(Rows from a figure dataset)

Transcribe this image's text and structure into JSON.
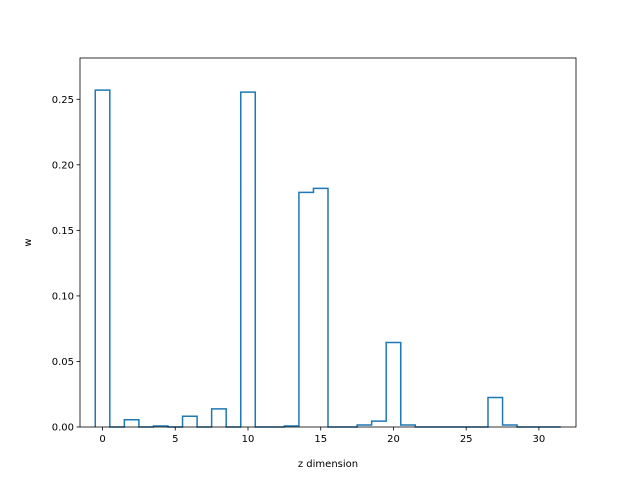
{
  "chart_data": {
    "type": "step",
    "xlabel": "z dimension",
    "ylabel": "w",
    "xlim": [
      -1.55,
      32.55
    ],
    "ylim": [
      0,
      0.2815
    ],
    "xticks": [
      0,
      5,
      10,
      15,
      20,
      25,
      30
    ],
    "xtick_labels": [
      "0",
      "5",
      "10",
      "15",
      "20",
      "25",
      "30"
    ],
    "yticks": [
      0.0,
      0.05,
      0.1,
      0.15,
      0.2,
      0.25
    ],
    "ytick_labels": [
      "0.00",
      "0.05",
      "0.10",
      "0.15",
      "0.20",
      "0.25"
    ],
    "grid": false,
    "line_color": "#1f77b4",
    "series": [
      {
        "x": [
          0,
          1,
          2,
          3,
          4,
          5,
          6,
          7,
          8,
          9,
          10,
          11,
          12,
          13,
          14,
          15,
          16,
          17,
          18,
          19,
          20,
          21,
          22,
          23,
          24,
          25,
          26,
          27,
          28,
          29,
          30,
          31
        ],
        "values": [
          0.257,
          0.0,
          0.0055,
          0.0,
          0.0008,
          0.0,
          0.0082,
          0.0,
          0.0138,
          0.0,
          0.2555,
          0.0,
          0.0,
          0.0008,
          0.179,
          0.182,
          0.0,
          0.0,
          0.0015,
          0.0045,
          0.0645,
          0.0015,
          0.0,
          0.0,
          0.0,
          0.0,
          0.0,
          0.0225,
          0.0015,
          0.0,
          0.0,
          0.0
        ]
      }
    ]
  }
}
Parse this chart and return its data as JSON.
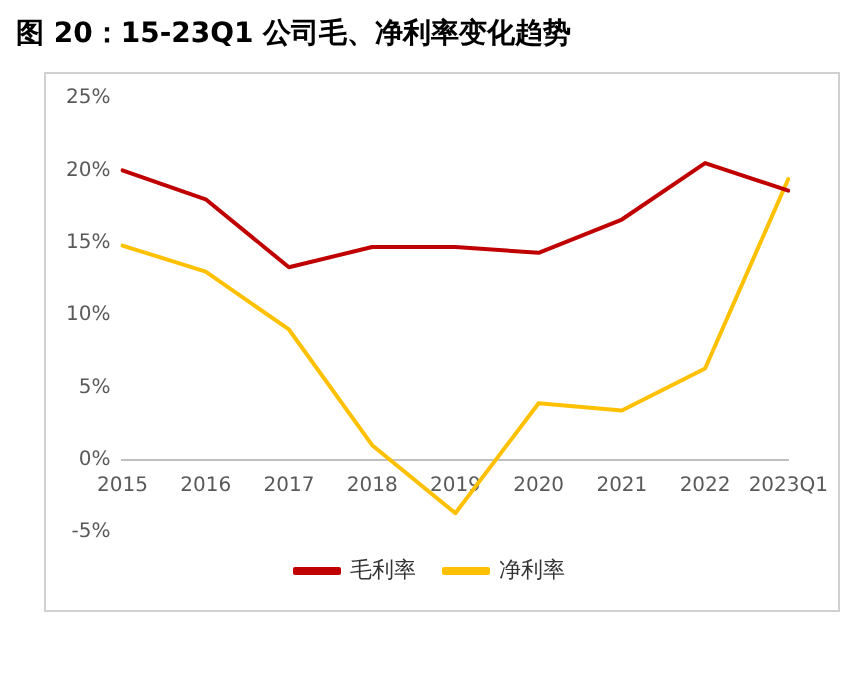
{
  "chart_data": {
    "type": "line",
    "title": "图 20：15-23Q1 公司毛、净利率变化趋势",
    "categories": [
      "2015",
      "2016",
      "2017",
      "2018",
      "2019",
      "2020",
      "2021",
      "2022",
      "2023Q1"
    ],
    "series": [
      {
        "name": "毛利率",
        "color": "#c00000",
        "values": [
          20.0,
          18.0,
          13.3,
          14.7,
          14.7,
          14.3,
          16.6,
          20.5,
          18.6
        ]
      },
      {
        "name": "净利率",
        "color": "#ffc000",
        "values": [
          14.8,
          13.0,
          9.0,
          1.0,
          -3.7,
          3.9,
          3.4,
          6.3,
          19.4
        ]
      }
    ],
    "ylim": [
      -5,
      25
    ],
    "yticks": [
      {
        "value": -5,
        "label": "-5%"
      },
      {
        "value": 0,
        "label": "0%"
      },
      {
        "value": 5,
        "label": "5%"
      },
      {
        "value": 10,
        "label": "10%"
      },
      {
        "value": 15,
        "label": "15%"
      },
      {
        "value": 20,
        "label": "20%"
      },
      {
        "value": 25,
        "label": "25%"
      }
    ],
    "grid": false,
    "legend": "bottom",
    "marker": "none",
    "line_style": "solid"
  }
}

* INSTRUCTIONS TO FOLLOW *
Omit each picture, then return all of the listing exactly as it stands.

* TASK RESPONSE *
Transcribe this image's text and structure into JSON.
{
  "chart_data": {
    "type": "step",
    "xlabel": "z dimension",
    "ylabel": "w",
    "xlim": [
      -1.55,
      32.55
    ],
    "ylim": [
      0,
      0.2815
    ],
    "xticks": [
      0,
      5,
      10,
      15,
      20,
      25,
      30
    ],
    "xtick_labels": [
      "0",
      "5",
      "10",
      "15",
      "20",
      "25",
      "30"
    ],
    "yticks": [
      0.0,
      0.05,
      0.1,
      0.15,
      0.2,
      0.25
    ],
    "ytick_labels": [
      "0.00",
      "0.05",
      "0.10",
      "0.15",
      "0.20",
      "0.25"
    ],
    "grid": false,
    "line_color": "#1f77b4",
    "series": [
      {
        "x": [
          0,
          1,
          2,
          3,
          4,
          5,
          6,
          7,
          8,
          9,
          10,
          11,
          12,
          13,
          14,
          15,
          16,
          17,
          18,
          19,
          20,
          21,
          22,
          23,
          24,
          25,
          26,
          27,
          28,
          29,
          30,
          31
        ],
        "values": [
          0.257,
          0.0,
          0.0055,
          0.0,
          0.0008,
          0.0,
          0.0082,
          0.0,
          0.0138,
          0.0,
          0.2555,
          0.0,
          0.0,
          0.0008,
          0.179,
          0.182,
          0.0,
          0.0,
          0.0015,
          0.0045,
          0.0645,
          0.0015,
          0.0,
          0.0,
          0.0,
          0.0,
          0.0,
          0.0225,
          0.0015,
          0.0,
          0.0,
          0.0
        ]
      }
    ]
  }
}
Parse this chart and return its data as JSON.
{
  "chart_data": {
    "type": "line",
    "title": "图 20：15-23Q1 公司毛、净利率变化趋势",
    "categories": [
      "2015",
      "2016",
      "2017",
      "2018",
      "2019",
      "2020",
      "2021",
      "2022",
      "2023Q1"
    ],
    "series": [
      {
        "name": "毛利率",
        "color": "#c00000",
        "values": [
          20.0,
          18.0,
          13.3,
          14.7,
          14.7,
          14.3,
          16.6,
          20.5,
          18.6
        ]
      },
      {
        "name": "净利率",
        "color": "#ffc000",
        "values": [
          14.8,
          13.0,
          9.0,
          1.0,
          -3.7,
          3.9,
          3.4,
          6.3,
          19.4
        ]
      }
    ],
    "ylim": [
      -5,
      25
    ],
    "yticks": [
      {
        "value": -5,
        "label": "-5%"
      },
      {
        "value": 0,
        "label": "0%"
      },
      {
        "value": 5,
        "label": "5%"
      },
      {
        "value": 10,
        "label": "10%"
      },
      {
        "value": 15,
        "label": "15%"
      },
      {
        "value": 20,
        "label": "20%"
      },
      {
        "value": 25,
        "label": "25%"
      }
    ],
    "grid": false,
    "legend": "bottom",
    "marker": "none",
    "line_style": "solid"
  }
}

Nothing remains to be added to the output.